## [STATED EXERCISE]
Where does the string "Доставка" appear in the records? Copy every line that contains it.

Dataset items:
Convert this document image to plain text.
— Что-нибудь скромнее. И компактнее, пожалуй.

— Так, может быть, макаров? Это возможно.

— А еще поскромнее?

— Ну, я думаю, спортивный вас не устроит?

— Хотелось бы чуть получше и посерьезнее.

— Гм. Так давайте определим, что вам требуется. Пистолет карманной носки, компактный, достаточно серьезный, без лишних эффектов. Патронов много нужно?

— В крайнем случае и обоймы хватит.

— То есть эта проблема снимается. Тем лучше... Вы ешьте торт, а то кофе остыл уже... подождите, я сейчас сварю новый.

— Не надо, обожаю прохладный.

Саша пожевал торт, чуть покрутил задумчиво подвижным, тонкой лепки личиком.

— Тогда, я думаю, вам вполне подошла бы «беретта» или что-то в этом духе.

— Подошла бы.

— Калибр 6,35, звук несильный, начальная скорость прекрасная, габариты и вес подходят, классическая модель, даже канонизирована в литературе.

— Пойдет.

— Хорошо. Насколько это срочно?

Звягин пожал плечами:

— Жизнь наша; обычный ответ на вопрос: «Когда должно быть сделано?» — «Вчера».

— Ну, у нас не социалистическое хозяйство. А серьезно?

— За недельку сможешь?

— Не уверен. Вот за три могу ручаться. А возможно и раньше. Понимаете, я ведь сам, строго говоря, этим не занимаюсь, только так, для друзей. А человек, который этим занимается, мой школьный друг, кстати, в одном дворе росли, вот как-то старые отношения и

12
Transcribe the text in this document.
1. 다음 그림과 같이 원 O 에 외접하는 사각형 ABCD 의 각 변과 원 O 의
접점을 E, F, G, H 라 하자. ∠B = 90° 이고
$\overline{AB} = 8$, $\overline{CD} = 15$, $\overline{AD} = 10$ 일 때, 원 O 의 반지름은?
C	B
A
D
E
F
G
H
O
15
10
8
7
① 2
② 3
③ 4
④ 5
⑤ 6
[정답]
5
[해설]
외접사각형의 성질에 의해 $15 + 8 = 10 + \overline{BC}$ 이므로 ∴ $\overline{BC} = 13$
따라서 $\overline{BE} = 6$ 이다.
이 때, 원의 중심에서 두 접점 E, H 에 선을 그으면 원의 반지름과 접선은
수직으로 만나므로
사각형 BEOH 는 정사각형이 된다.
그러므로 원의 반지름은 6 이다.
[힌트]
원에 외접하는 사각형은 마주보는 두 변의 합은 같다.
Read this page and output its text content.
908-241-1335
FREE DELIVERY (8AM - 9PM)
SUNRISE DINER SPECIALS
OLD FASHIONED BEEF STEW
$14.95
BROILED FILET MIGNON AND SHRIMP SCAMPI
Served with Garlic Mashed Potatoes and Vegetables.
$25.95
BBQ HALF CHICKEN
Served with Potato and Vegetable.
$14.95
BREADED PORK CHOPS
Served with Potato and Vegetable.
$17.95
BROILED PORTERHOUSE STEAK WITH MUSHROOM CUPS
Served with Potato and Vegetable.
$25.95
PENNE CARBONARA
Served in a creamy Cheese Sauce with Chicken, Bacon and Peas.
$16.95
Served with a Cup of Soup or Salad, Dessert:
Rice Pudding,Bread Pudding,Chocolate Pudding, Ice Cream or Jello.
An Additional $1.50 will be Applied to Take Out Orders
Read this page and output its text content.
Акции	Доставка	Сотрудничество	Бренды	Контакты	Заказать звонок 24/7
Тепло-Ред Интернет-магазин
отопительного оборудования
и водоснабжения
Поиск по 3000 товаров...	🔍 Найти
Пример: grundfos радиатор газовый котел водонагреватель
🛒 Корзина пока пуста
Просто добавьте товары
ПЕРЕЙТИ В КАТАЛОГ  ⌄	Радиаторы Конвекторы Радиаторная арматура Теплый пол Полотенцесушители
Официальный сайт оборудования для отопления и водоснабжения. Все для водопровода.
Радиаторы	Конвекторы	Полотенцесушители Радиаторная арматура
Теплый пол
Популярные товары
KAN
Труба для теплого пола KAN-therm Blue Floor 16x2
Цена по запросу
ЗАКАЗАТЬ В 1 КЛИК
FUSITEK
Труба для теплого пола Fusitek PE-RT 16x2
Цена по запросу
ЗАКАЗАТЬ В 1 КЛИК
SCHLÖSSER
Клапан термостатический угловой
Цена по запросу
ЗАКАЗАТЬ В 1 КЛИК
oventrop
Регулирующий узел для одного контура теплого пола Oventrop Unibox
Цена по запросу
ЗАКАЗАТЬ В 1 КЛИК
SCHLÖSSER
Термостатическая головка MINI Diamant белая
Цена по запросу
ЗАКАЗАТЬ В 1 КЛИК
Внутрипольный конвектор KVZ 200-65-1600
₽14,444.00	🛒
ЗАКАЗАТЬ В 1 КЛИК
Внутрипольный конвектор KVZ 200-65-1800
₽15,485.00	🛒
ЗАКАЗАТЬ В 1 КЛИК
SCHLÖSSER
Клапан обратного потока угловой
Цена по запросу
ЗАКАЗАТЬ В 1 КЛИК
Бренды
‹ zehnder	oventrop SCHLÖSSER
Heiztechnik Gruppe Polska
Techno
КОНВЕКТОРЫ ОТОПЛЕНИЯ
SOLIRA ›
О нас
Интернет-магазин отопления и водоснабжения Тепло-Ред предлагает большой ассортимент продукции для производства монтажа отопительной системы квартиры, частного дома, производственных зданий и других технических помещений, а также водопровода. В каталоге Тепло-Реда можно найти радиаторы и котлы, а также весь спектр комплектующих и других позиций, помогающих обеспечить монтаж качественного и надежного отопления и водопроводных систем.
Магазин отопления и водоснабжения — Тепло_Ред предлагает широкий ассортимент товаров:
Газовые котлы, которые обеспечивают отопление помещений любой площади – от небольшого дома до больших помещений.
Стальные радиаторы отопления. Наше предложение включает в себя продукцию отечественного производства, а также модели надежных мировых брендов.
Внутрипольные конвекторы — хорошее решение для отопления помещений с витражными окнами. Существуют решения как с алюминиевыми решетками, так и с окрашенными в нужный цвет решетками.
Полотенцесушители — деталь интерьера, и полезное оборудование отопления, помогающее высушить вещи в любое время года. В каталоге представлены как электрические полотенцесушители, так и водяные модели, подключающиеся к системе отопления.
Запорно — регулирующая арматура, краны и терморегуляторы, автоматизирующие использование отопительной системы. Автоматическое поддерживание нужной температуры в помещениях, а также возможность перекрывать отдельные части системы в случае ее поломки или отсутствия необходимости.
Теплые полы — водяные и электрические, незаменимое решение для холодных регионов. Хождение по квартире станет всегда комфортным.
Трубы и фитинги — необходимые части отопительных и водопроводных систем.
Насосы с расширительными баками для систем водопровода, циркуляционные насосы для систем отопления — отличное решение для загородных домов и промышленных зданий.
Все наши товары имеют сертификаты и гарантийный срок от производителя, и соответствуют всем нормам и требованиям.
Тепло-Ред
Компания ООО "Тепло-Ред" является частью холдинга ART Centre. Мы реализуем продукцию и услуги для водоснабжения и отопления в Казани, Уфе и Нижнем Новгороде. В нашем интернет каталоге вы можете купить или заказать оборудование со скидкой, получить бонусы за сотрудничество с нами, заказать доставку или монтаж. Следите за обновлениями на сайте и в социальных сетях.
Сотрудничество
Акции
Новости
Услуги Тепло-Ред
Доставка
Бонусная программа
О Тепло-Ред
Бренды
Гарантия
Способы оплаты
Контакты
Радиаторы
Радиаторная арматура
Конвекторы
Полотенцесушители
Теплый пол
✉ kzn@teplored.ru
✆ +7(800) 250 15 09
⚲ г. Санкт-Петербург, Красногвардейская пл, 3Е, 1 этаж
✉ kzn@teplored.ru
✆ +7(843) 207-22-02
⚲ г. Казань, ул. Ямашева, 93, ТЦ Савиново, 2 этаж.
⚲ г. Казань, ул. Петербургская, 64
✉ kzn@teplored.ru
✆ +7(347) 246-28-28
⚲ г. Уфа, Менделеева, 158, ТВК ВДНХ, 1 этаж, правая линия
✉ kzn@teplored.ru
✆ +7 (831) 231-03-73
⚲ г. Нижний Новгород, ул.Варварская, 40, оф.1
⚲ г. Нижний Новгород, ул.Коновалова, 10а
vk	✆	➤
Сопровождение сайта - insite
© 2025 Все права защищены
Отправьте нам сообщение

## [TASK RESPONSE]
Акции	Доставка	Сотрудничество	Бренды	Контакты	Заказать звонок 24/7
Доставка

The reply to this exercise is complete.